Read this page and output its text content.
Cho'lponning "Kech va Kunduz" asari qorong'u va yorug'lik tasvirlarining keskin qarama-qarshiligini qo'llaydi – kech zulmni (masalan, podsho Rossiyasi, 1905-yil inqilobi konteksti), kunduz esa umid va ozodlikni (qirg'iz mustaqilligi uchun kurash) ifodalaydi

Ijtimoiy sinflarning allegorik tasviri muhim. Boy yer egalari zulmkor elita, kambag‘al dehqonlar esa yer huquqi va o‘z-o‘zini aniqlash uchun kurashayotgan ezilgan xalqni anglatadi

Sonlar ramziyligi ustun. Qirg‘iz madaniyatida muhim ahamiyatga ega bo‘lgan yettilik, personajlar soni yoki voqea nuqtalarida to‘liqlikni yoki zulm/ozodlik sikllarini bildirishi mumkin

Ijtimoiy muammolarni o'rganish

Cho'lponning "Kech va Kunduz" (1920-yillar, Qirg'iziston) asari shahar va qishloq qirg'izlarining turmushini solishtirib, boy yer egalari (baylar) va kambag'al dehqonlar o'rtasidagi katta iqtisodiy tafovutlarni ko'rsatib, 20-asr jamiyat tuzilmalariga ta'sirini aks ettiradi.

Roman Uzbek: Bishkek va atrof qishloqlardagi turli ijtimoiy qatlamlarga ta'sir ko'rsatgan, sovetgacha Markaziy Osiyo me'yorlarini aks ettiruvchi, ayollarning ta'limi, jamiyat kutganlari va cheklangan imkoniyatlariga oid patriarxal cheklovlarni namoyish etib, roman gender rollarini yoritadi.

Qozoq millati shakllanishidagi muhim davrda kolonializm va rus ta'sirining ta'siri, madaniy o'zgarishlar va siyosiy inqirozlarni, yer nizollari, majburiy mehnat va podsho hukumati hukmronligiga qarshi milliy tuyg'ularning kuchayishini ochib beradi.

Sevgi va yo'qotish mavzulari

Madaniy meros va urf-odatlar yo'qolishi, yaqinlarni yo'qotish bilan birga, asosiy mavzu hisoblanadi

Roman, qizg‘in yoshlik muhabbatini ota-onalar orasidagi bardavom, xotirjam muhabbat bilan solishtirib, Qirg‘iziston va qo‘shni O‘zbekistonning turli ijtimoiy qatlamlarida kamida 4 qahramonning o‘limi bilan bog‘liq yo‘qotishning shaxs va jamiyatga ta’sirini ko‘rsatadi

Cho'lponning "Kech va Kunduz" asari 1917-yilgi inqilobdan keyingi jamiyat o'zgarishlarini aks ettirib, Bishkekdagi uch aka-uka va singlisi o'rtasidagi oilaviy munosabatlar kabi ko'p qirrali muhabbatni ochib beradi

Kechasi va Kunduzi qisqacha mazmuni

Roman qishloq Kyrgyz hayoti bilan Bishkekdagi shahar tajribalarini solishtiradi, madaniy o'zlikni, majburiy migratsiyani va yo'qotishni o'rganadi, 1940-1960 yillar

+--

__TASK PROMPT__
Copy out every line of the listing that includes the string "solishtirib".

__THE RESPONSE__
Cho'lponning "Kech va Kunduz" (1920-yillar, Qirg'iziston) asari shahar va qishloq qirg'izlarining turmushini solishtirib, boy yer egalari (baylar) va kambag'al dehqonlar o'rtasidagi katta iqtisodiy tafovutlarni ko'rsatib, 20-asr jamiyat tuzilmalariga ta'sirini aks ettiradi.
Roman, qizg‘in yoshlik muhabbatini ota-onalar orasidagi bardavom, xotirjam muhabbat bilan solishtirib, Qirg‘iziston va qo‘shni O‘zbekistonning turli ijtimoiy qatlamlarida kamida 4 qahramonning o‘limi bilan bog‘liq yo‘qotishning shaxs va jamiyatga ta’sirini ko‘rsatadi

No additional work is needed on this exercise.